## Set task
Exactly repeat the material, dropping only the pictures.

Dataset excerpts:
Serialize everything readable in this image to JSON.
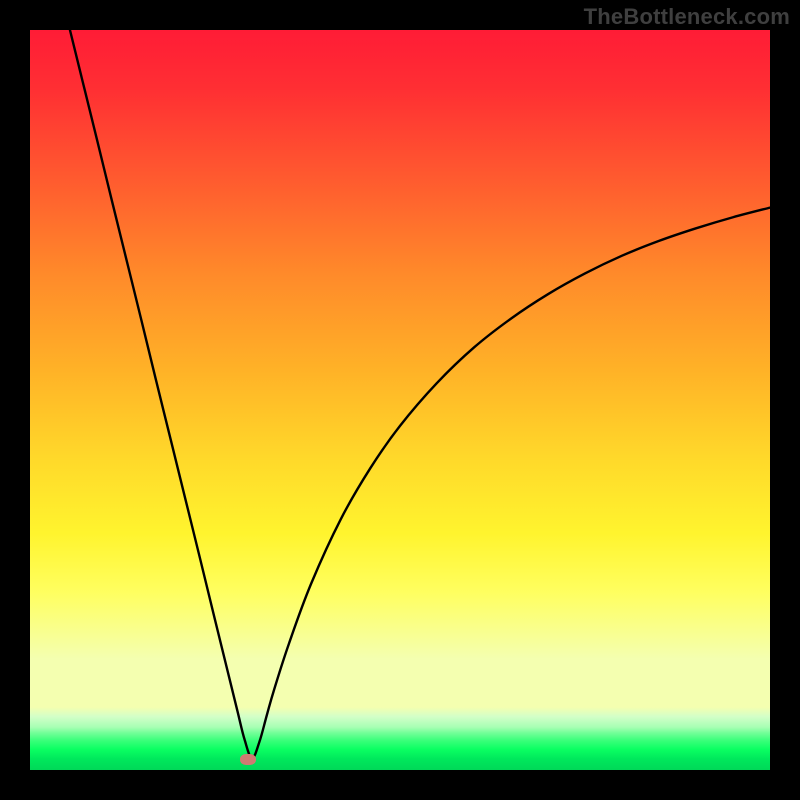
{
  "watermark": "TheBottleneck.com",
  "colors": {
    "frame": "#000000",
    "gradient_top": "#ff1c36",
    "gradient_bottom": "#00d858",
    "curve": "#000000",
    "dot": "#cf7b72",
    "watermark_text": "#3f3f3f"
  },
  "chart_data": {
    "type": "line",
    "title": "",
    "xlabel": "",
    "ylabel": "",
    "xlim": [
      0,
      100
    ],
    "ylim": [
      0,
      100
    ],
    "grid": false,
    "legend": false,
    "annotations": [],
    "marker": {
      "x": 29.5,
      "y": 1.5
    },
    "series": [
      {
        "name": "curve",
        "x": [
          5.4,
          7,
          9,
          11,
          13,
          15,
          17,
          19,
          21,
          23,
          25,
          26.5,
          28,
          29,
          30,
          31,
          32,
          33,
          35,
          38,
          42,
          46,
          50,
          55,
          60,
          65,
          70,
          75,
          80,
          85,
          90,
          95,
          100
        ],
        "y": [
          100,
          93.5,
          85.4,
          77.2,
          69.1,
          61,
          52.8,
          44.7,
          36.6,
          28.5,
          20.3,
          14.2,
          8.1,
          4.1,
          1.6,
          3.8,
          7.4,
          10.9,
          17.1,
          25.2,
          33.9,
          40.8,
          46.5,
          52.3,
          57.1,
          61,
          64.3,
          67.1,
          69.5,
          71.5,
          73.2,
          74.7,
          76
        ]
      }
    ]
  }
}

## Response for this exercise
Serialize everything readable in this image to JSON.
{
  "watermark": "TheBottleneck.com",
  "colors": {
    "frame": "#000000",
    "gradient_top": "#ff1c36",
    "gradient_bottom": "#00d858",
    "curve": "#000000",
    "dot": "#cf7b72",
    "watermark_text": "#3f3f3f"
  },
  "chart_data": {
    "type": "line",
    "title": "",
    "xlabel": "",
    "ylabel": "",
    "xlim": [
      0,
      100
    ],
    "ylim": [
      0,
      100
    ],
    "grid": false,
    "legend": false,
    "annotations": [],
    "marker": {
      "x": 29.5,
      "y": 1.5
    },
    "series": [
      {
        "name": "curve",
        "x": [
          5.4,
          7,
          9,
          11,
          13,
          15,
          17,
          19,
          21,
          23,
          25,
          26.5,
          28,
          29,
          30,
          31,
          32,
          33,
          35,
          38,
          42,
          46,
          50,
          55,
          60,
          65,
          70,
          75,
          80,
          85,
          90,
          95,
          100
        ],
        "y": [
          100,
          93.5,
          85.4,
          77.2,
          69.1,
          61,
          52.8,
          44.7,
          36.6,
          28.5,
          20.3,
          14.2,
          8.1,
          4.1,
          1.6,
          3.8,
          7.4,
          10.9,
          17.1,
          25.2,
          33.9,
          40.8,
          46.5,
          52.3,
          57.1,
          61,
          64.3,
          67.1,
          69.5,
          71.5,
          73.2,
          74.7,
          76
        ]
      }
    ]
  }
}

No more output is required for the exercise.